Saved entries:
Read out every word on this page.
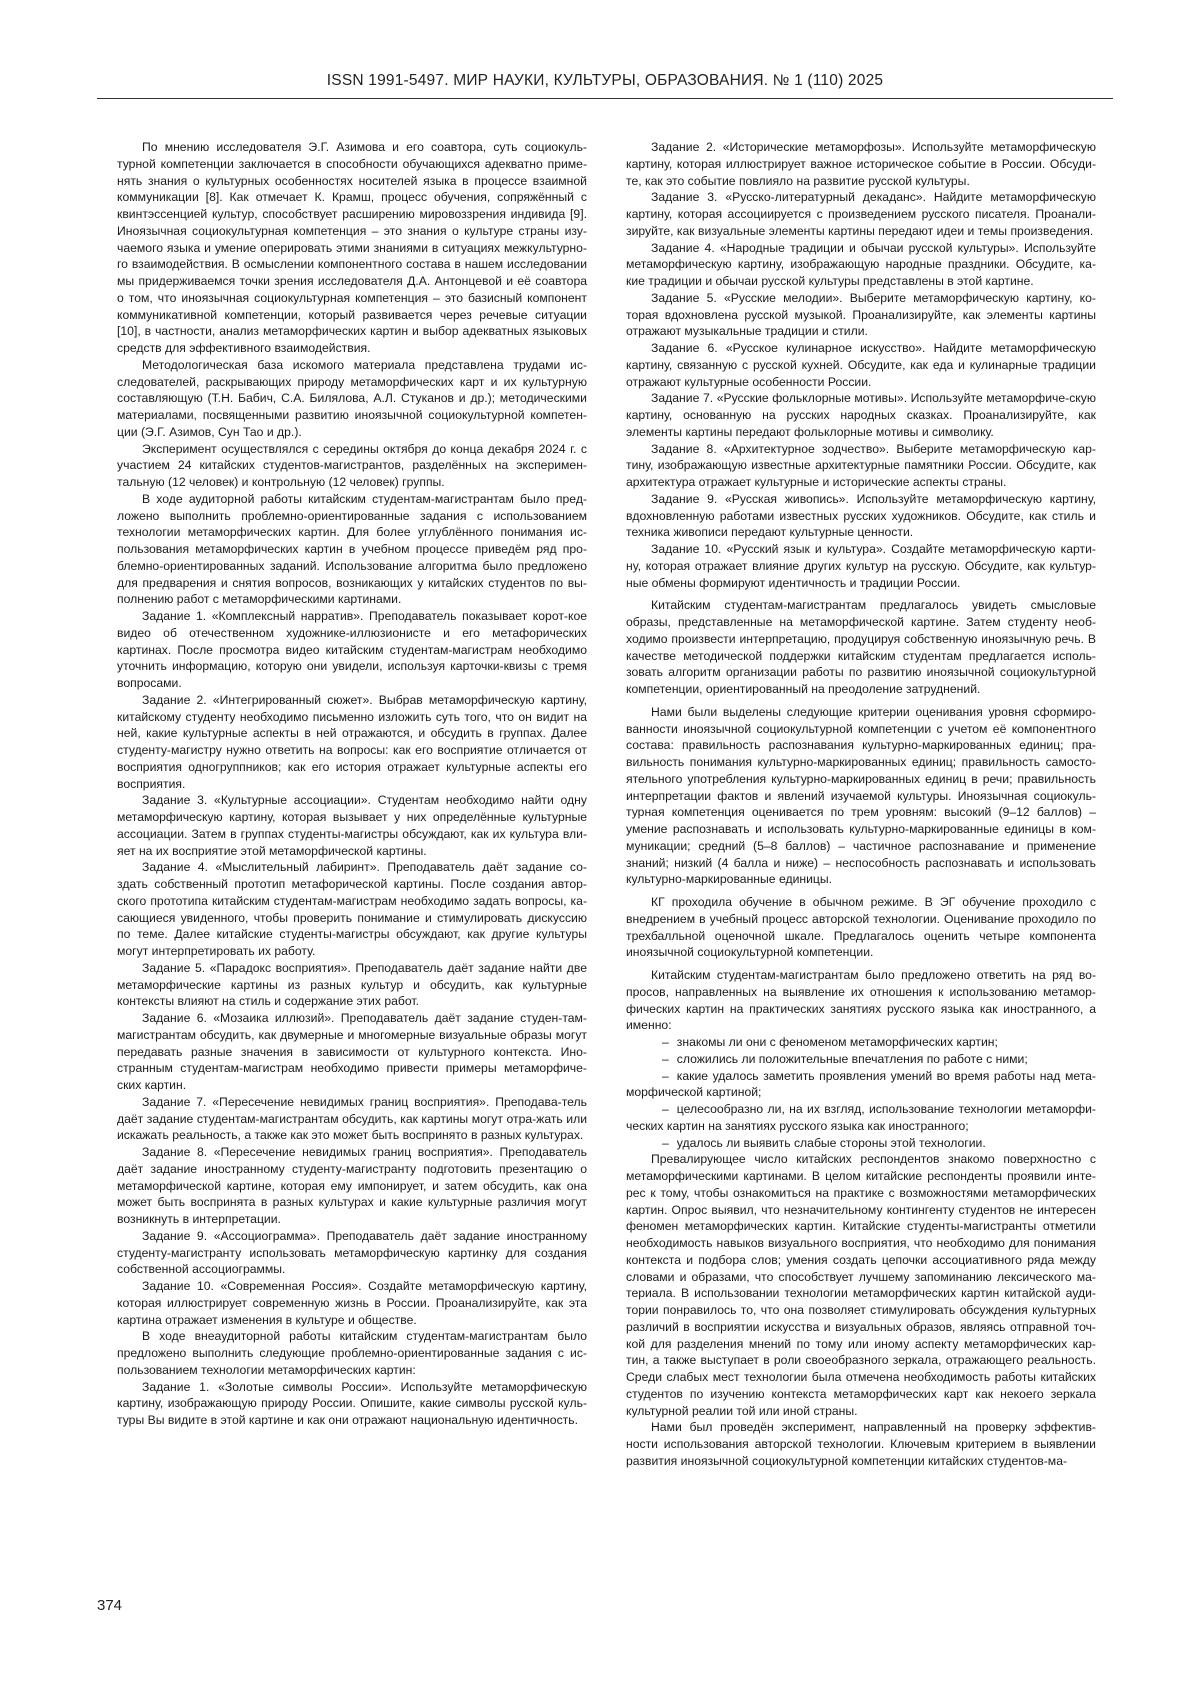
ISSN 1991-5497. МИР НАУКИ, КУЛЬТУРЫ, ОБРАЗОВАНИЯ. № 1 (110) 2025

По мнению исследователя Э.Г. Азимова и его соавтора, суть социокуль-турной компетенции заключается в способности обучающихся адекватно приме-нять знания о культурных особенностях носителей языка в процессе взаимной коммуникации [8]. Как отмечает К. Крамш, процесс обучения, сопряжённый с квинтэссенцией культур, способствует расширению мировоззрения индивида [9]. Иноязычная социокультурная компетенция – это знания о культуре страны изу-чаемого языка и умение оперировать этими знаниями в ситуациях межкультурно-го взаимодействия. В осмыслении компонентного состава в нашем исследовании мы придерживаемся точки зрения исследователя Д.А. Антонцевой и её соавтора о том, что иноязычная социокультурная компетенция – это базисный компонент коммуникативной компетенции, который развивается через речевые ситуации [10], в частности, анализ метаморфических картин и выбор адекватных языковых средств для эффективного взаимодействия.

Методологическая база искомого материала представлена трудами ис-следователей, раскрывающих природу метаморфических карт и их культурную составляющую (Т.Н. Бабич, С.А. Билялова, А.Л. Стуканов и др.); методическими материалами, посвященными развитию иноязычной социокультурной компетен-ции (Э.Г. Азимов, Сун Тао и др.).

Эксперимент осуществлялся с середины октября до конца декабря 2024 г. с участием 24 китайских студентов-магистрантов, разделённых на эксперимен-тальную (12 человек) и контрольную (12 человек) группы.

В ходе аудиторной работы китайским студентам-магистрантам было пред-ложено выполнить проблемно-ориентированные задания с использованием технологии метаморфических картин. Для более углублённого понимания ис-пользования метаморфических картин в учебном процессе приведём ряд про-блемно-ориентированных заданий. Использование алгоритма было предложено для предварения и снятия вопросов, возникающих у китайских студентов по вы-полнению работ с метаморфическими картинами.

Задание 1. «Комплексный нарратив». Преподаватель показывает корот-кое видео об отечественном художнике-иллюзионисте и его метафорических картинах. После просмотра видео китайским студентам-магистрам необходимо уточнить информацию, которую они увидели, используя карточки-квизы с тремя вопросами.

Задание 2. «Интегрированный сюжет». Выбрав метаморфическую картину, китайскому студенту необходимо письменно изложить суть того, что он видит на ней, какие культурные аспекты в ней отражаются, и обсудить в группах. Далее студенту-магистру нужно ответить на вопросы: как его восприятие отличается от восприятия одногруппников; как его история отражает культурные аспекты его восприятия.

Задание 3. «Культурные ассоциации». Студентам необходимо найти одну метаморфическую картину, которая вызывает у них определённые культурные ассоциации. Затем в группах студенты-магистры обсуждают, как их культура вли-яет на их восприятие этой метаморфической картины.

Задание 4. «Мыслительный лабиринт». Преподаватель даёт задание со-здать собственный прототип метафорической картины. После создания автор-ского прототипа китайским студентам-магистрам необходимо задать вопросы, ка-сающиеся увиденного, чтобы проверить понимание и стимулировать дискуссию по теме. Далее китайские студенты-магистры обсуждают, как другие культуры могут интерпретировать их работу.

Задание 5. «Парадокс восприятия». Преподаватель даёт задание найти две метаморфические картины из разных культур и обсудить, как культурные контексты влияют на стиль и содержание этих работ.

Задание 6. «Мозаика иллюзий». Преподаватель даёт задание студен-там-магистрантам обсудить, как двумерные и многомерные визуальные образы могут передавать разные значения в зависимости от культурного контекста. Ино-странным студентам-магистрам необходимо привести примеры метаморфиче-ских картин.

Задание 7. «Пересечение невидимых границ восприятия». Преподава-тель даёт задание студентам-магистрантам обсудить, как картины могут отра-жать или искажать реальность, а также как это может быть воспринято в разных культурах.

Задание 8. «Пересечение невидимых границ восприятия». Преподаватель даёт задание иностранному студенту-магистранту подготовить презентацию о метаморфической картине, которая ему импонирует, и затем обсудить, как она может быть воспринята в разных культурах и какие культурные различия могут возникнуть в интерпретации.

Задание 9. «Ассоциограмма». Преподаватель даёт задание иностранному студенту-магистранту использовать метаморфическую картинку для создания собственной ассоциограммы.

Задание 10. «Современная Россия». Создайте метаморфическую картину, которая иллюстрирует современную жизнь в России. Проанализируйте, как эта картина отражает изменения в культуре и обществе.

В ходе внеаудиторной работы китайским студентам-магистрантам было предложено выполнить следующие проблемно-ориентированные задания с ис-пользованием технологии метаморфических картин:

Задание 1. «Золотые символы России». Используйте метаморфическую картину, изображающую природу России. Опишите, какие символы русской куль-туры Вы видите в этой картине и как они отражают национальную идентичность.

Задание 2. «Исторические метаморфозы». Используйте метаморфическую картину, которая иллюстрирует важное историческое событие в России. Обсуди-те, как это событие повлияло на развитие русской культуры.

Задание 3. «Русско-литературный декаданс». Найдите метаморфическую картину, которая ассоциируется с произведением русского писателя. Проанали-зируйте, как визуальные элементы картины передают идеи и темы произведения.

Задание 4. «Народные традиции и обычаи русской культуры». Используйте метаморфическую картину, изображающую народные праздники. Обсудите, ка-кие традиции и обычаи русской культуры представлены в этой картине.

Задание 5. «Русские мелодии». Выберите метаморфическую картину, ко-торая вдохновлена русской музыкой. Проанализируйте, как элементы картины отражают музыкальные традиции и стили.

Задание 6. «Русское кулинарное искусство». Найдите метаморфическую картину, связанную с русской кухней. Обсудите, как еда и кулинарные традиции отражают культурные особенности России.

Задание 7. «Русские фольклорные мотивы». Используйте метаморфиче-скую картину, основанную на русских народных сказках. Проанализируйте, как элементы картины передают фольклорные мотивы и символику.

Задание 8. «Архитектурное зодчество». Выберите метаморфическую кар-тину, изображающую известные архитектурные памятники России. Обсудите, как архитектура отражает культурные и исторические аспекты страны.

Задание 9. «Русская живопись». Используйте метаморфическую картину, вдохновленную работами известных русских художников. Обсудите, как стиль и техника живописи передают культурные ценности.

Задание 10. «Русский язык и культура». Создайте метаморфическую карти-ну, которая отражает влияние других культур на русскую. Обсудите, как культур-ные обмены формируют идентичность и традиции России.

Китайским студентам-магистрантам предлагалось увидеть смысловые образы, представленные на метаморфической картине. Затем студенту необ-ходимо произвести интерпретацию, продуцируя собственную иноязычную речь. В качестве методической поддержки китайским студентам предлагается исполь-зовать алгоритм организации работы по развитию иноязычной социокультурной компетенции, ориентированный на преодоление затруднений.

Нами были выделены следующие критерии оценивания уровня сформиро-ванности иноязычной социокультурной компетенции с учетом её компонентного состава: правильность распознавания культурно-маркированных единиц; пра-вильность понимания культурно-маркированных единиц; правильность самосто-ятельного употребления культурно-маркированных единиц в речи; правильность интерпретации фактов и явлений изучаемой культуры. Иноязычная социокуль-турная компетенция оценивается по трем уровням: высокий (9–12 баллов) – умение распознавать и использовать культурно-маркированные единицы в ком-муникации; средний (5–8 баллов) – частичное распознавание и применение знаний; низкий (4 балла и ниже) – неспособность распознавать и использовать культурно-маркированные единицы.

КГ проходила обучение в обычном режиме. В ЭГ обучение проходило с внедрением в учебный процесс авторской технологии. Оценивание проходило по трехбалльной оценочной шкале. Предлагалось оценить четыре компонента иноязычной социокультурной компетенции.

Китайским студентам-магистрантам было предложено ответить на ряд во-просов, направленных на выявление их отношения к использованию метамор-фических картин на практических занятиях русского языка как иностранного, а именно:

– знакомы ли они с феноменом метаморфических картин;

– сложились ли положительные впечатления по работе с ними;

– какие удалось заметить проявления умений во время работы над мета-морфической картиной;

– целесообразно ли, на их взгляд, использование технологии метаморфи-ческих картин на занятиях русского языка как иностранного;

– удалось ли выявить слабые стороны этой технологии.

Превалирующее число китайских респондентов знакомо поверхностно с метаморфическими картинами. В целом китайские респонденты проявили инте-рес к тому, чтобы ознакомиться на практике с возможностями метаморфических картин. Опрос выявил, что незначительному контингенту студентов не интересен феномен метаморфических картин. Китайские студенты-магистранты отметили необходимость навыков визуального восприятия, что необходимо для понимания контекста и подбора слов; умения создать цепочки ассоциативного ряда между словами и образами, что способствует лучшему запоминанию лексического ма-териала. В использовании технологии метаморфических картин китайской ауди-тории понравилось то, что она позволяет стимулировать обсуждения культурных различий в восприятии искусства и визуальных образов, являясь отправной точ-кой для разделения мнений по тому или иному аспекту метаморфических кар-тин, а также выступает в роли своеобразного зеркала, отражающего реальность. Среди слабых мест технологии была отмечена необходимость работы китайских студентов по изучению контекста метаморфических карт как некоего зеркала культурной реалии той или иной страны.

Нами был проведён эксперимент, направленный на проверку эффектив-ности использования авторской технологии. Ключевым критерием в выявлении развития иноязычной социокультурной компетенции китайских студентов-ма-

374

• **WHAT YOU WILL DO**
Tally up how many lines in the preceding listing contain the word "культурах". Give nothing but the number.

• **COMPLETE ANSWER**
2